Exercise task A: Name every database table that the article on handling sensitive data mentions by name.

Text block:
Back to articles list
- 9 minutes read

“Is It Secret? Is It Safe?” Handling Sensitive Data in Your Data Modeling

Early in the movie “The Fellowship of the Ring”, the wizard Gandalf asks the hero Frodo this question: “Is it secret? Is it safe?” We may not have a magic ring to protect, but we’re asking the same question. But we’re talking about information.

This is the second in a multi-part series on how to apply information security principles and techniques as part of data modeling. This series uses a simple data model designed to manage non-commercial clubs as an example of security approaches. In later articles, we will address modeling for fine-grained access controls, auditing, authentication, and other key aspects of secure database implementation.

In the first article of this series, we applied some simple access controls to our club-managing database. Obviously, there’s more to it than just providing access controls when adding photos. Let’s take a deep dive into our data model and find what needs to be secured. Along the way, we’ll discover that our data has more information than what we have so far included in our model.

Identifying the Club’s Secure Content

In our first installment, we started with an existing database that provided a bulletin-board service to private clubs. We examined the effect of adding photographs or other images to the data model, and we developed a simple model of access control to give some security for the new data. Now, we’ll look at the other tables in the database and determine the what of information security for this application.

Know Your Data

We have a data model that has nothing to support any kind of information security. We know the database carries data, but we need to examine our understanding of the database and its structures to secure it.

Key Learning No. 1:

Scrutinize your existing database before applying security controls.

I’ve built out person here with the typical information you’d enter on any website or give to a club. You’ll certainly notice that some of the information here could be considered sensitive. In fact, apart from the id surrogate primary key, it’s all sensitive. All of these fields are categorized as personally identifiable information (PII) according to the definitive PII guide from the US National Institute of Standards and Technology (NIST). In fact, the information from this table is nearly sufficient to commit identity theft. Handle this wrong and you can get sued by people, sued by corporations, fined by regulators, or even prosecuted. It’s even worse if children’s data is compromised. And this isn’t just in the USA; the EU and many other countries have strict privacy laws.

Key Learning No. 2:

Always start a security review with the tables describing people.

Of course, there is more data in this schema than just person. Let’s consider these table by table.

  • graphic_format – This table has little other than a snapshot of commonly-known items like JPEG, BMP, and such. Nothing sensitive here.
  • photo_action – This table is itself very minimal. It only has a handful of rows, each describing the sensitivity, not of the data, but of an action on a photo. This isn’t very interesting on its own.

Exercise task B: Write out the entries word for word, from their first line through the line that contains "correct-answer: B xyxy=(55,1160,65,1176)", including both of those lines.

Provided information:
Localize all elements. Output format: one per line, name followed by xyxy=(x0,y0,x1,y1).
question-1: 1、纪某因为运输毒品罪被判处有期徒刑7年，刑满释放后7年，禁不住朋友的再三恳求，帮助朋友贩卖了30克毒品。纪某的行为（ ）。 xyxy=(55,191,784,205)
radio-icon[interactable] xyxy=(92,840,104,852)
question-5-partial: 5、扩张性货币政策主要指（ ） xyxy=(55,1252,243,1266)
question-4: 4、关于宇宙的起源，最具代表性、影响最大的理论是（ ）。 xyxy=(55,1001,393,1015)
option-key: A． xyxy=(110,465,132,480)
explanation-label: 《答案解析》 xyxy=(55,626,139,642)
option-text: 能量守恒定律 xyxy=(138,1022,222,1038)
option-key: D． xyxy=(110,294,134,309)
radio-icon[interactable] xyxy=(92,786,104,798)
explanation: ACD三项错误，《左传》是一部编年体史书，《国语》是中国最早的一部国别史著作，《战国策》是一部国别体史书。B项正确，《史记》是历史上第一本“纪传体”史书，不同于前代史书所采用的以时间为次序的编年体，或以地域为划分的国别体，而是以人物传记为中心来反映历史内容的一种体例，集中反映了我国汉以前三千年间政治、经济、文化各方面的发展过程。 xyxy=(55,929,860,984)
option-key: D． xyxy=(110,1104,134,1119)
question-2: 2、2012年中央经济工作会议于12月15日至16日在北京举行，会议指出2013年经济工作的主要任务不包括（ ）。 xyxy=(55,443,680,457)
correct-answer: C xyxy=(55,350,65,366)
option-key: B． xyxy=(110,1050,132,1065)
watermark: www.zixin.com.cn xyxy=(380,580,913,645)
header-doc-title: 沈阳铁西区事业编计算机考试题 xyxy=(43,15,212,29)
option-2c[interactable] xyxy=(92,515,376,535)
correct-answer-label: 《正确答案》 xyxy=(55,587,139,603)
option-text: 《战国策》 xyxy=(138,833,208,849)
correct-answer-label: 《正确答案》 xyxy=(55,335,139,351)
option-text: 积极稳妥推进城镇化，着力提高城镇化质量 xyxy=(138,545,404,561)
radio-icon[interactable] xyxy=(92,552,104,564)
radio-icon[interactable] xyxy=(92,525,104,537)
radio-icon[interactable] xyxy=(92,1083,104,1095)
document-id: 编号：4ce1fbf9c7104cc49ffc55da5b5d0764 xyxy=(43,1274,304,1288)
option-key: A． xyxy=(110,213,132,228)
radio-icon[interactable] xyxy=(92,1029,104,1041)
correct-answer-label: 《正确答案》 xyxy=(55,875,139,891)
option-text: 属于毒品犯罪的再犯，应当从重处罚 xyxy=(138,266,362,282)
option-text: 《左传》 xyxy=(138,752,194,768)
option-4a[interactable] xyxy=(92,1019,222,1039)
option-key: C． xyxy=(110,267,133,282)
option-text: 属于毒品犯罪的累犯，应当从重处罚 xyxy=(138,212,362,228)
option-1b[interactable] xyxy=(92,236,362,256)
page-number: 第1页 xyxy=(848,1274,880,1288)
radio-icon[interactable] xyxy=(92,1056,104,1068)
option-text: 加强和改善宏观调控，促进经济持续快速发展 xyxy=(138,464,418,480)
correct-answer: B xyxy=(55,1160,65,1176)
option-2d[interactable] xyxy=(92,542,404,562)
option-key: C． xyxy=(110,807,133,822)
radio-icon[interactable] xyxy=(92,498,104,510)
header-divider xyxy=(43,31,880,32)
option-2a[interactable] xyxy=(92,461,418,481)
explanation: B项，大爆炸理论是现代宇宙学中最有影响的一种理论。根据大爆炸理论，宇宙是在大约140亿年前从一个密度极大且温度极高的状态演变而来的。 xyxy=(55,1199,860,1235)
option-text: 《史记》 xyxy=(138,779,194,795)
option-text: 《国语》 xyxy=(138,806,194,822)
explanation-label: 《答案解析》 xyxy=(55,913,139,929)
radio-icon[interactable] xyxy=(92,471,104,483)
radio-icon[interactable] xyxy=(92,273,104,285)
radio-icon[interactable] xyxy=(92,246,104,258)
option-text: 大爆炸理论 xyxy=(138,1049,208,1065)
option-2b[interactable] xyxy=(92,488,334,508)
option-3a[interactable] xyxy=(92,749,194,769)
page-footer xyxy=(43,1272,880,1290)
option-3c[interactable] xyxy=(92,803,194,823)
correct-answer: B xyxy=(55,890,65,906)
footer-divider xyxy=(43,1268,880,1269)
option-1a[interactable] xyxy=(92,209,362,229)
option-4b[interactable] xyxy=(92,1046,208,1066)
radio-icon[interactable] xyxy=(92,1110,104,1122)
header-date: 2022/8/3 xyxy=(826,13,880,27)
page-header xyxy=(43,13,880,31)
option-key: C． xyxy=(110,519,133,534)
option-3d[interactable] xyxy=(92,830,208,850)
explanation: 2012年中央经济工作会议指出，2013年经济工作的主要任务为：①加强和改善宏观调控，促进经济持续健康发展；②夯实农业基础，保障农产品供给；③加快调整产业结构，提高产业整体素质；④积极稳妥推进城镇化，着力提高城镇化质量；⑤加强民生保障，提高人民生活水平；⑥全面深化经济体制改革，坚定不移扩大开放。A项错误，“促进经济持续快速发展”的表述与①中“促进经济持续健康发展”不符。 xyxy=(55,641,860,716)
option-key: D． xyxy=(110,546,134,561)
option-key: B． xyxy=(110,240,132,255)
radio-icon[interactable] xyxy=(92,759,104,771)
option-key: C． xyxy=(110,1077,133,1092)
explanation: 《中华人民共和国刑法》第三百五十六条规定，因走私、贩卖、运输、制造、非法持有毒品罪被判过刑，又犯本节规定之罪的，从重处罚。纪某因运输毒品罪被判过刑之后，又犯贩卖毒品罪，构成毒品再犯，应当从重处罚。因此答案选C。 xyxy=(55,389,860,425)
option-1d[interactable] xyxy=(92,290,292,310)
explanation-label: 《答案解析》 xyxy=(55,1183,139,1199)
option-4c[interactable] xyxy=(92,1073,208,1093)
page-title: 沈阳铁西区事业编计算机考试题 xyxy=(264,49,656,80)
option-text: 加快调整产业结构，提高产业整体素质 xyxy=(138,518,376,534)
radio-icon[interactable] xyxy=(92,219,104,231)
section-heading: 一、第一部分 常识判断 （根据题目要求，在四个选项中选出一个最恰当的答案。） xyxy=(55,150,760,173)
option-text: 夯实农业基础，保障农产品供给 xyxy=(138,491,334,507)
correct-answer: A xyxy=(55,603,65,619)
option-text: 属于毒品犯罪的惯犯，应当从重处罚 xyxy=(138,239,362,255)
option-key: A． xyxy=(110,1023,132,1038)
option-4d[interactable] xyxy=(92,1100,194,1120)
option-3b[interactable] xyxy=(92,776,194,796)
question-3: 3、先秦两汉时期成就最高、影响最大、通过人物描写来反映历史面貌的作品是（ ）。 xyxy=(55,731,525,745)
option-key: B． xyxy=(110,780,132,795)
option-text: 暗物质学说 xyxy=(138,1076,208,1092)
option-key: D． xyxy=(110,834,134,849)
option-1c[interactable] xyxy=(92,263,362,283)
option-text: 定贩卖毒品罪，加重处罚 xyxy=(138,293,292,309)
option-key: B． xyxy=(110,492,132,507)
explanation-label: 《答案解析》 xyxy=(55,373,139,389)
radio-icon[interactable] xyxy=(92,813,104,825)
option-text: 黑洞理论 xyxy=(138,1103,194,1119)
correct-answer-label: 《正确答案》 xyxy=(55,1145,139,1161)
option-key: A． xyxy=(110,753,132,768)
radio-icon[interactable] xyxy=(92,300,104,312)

Task answer A:
person
graphic_format
photo_action

Task answer B:
Localize all elements. Output format: one per line, name followed by xyxy=(x0,y0,x1,y1).
question-1: 1、纪某因为运输毒品罪被判处有期徒刑7年，刑满释放后7年，禁不住朋友的再三恳求，帮助朋友贩卖了30克毒品。纪某的行为（ ）。 xyxy=(55,191,784,205)
radio-icon[interactable] xyxy=(92,840,104,852)
question-5-partial: 5、扩张性货币政策主要指（ ） xyxy=(55,1252,243,1266)
question-4: 4、关于宇宙的起源，最具代表性、影响最大的理论是（ ）。 xyxy=(55,1001,393,1015)
option-key: A． xyxy=(110,465,132,480)
explanation-label: 《答案解析》 xyxy=(55,626,139,642)
option-text: 能量守恒定律 xyxy=(138,1022,222,1038)
option-key: D． xyxy=(110,294,134,309)
radio-icon[interactable] xyxy=(92,786,104,798)
explanation: ACD三项错误，《左传》是一部编年体史书，《国语》是中国最早的一部国别史著作，《战国策》是一部国别体史书。B项正确，《史记》是历史上第一本“纪传体”史书，不同于前代史书所采用的以时间为次序的编年体，或以地域为划分的国别体，而是以人物传记为中心来反映历史内容的一种体例，集中反映了我国汉以前三千年间政治、经济、文化各方面的发展过程。 xyxy=(55,929,860,984)
option-key: D． xyxy=(110,1104,134,1119)
question-2: 2、2012年中央经济工作会议于12月15日至16日在北京举行，会议指出2013年经济工作的主要任务不包括（ ）。 xyxy=(55,443,680,457)
correct-answer: C xyxy=(55,350,65,366)
option-key: B． xyxy=(110,1050,132,1065)
watermark: www.zixin.com.cn xyxy=(380,580,913,645)
header-doc-title: 沈阳铁西区事业编计算机考试题 xyxy=(43,15,212,29)
option-2c[interactable] xyxy=(92,515,376,535)
correct-answer-label: 《正确答案》 xyxy=(55,587,139,603)
option-text: 《战国策》 xyxy=(138,833,208,849)
correct-answer-label: 《正确答案》 xyxy=(55,335,139,351)
option-text: 积极稳妥推进城镇化，着力提高城镇化质量 xyxy=(138,545,404,561)
radio-icon[interactable] xyxy=(92,552,104,564)
radio-icon[interactable] xyxy=(92,525,104,537)
radio-icon[interactable] xyxy=(92,1083,104,1095)
document-id: 编号：4ce1fbf9c7104cc49ffc55da5b5d0764 xyxy=(43,1274,304,1288)
option-key: A． xyxy=(110,213,132,228)
radio-icon[interactable] xyxy=(92,1029,104,1041)
correct-answer-label: 《正确答案》 xyxy=(55,875,139,891)
option-text: 属于毒品犯罪的再犯，应当从重处罚 xyxy=(138,266,362,282)
option-text: 《左传》 xyxy=(138,752,194,768)
option-4a[interactable] xyxy=(92,1019,222,1039)
option-key: C． xyxy=(110,267,133,282)
option-text: 属于毒品犯罪的累犯，应当从重处罚 xyxy=(138,212,362,228)
option-1b[interactable] xyxy=(92,236,362,256)
page-number: 第1页 xyxy=(848,1274,880,1288)
radio-icon[interactable] xyxy=(92,1056,104,1068)
option-text: 加强和改善宏观调控，促进经济持续快速发展 xyxy=(138,464,418,480)
correct-answer: B xyxy=(55,1160,65,1176)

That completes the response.